TEXT EXTRACT —
○ ○ ○ ○ ○

I’m originally from Colombia and I moved to the U.S. for safety and security reasons after my grandmother was kidnapped for eight months. She’s OK now, but if she would have had Revolar, we would have known her last whereabouts and known something was wrong. Then we could have started looking sooner. Instead, we went a whole month without knowing where she was.
What were the circumstances? Was she held for ransom?
Yes, ransom. It was back in the 90s – everybody was getting kidnapped left and right. And my Dad said, “This is it, we can’t live here anymore.” So I’ve been surrounded by the mentality of “stay safe” or “don’t talk to strangers.” Moving to the U.S., it’s definitely safer here. But at the same time, Revolar is for those moments where you just can’t predict it. We started Revolar in Denver – just the two of us – and we slowly grew our team. I went to business school and I’ve always said you don’t know how to start your own business until you do it. We eventually figured it out and found a team of advisors and investors who believed in what we were doing.
What kind of stories and feedback have you received from the users?
We have learned that our customer base is broad – we have male and female users from every age group above 13 years old. So customization of the experience is important. Not everybody is the same – a red alert for one person might be totally different for someone who has food allergies versus someone who is a runner. So we started enhancing our software. Now users can customize messages and change contacts for each alert level. We also learned that people were using Revolar just on the weekends or when they thought something would happen. So in our new version we created ways people can use the device regularly and not just when they need it. For example, the new version will beep so you can find your keys or phone. We also activated step-tracking for active users who want to use Revolar to count steps.
That’s great you’re learning how people are really using it.
Interestingly enough, people are using it for reasons that I never thought of. I kid you not, I know people are using it to let friends know what bar they’re at. Or if they go on a hike, they use it to show people what hike they went on. Or they take check-ins while they are shopping to remember where they were.

○ ○ ○ ○ ○

STORED DATA —

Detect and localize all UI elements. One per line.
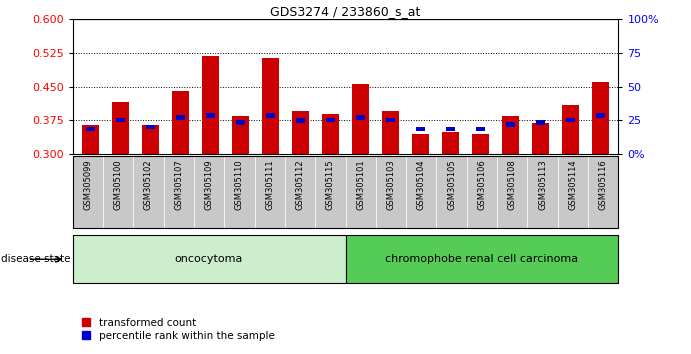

○ ○ ○ ○ ○

EXERCISE TASK 1 —
Please answer these from the Revolar interview, one line each:
(a) How long was the speaker's grandmother held by kidnappers?
(b) In what city was Revolar started?
(c) Users from age groups above what age use Revolar?
EXERCISE TASK 2 — Write the next part of the Revolar interview, starting after its final sentence.

WRITTEN ANSWER 1 —
(a) Eight months
(b) Denver
(c) 13 years old

WRITTEN ANSWER 2 —
Is there a way to aggregate the data about where people of certain ages congregate or use their devices most frequently?
When we talk to police or governing bodies of cities or universities, we always get that question. They say, “You’re telling me that we will know when people are feeling vulnerable or uncomfortable?” A perfect example is if we’re getting a bunch of yellow or red alerts from a certain fraternity at a college campus. We know a lot of this information is sensitive and personal to our customers and we want to respect everyone’s privacy. But at the same time, if we can get our users to let us know why they are using Revolar, we can help people in the future.
Can you tell us about the process of building the device?
Our proof of concept was built by an engineer we contracted with in Colorado. Within three months, we had a functioning prototype. It was jankie and we had to unplug it to set off the alert. We also had to convert our phones to Androids because that was the only way to build the app. We later brought on an advisor who was both an electrical and a mechanical engineer. In two weeks, he built the prototype we ended up using in the first version of our product. We then found an industrial designer to contract for us and that part was fun – making sure the design was pretty. Once we started the manufacturing process, our contract manufacturer brought on the CTO and started putting all of the pieces together.
Was the design of the product a challenge since it hadn’t been done before? Or was it a process smooth?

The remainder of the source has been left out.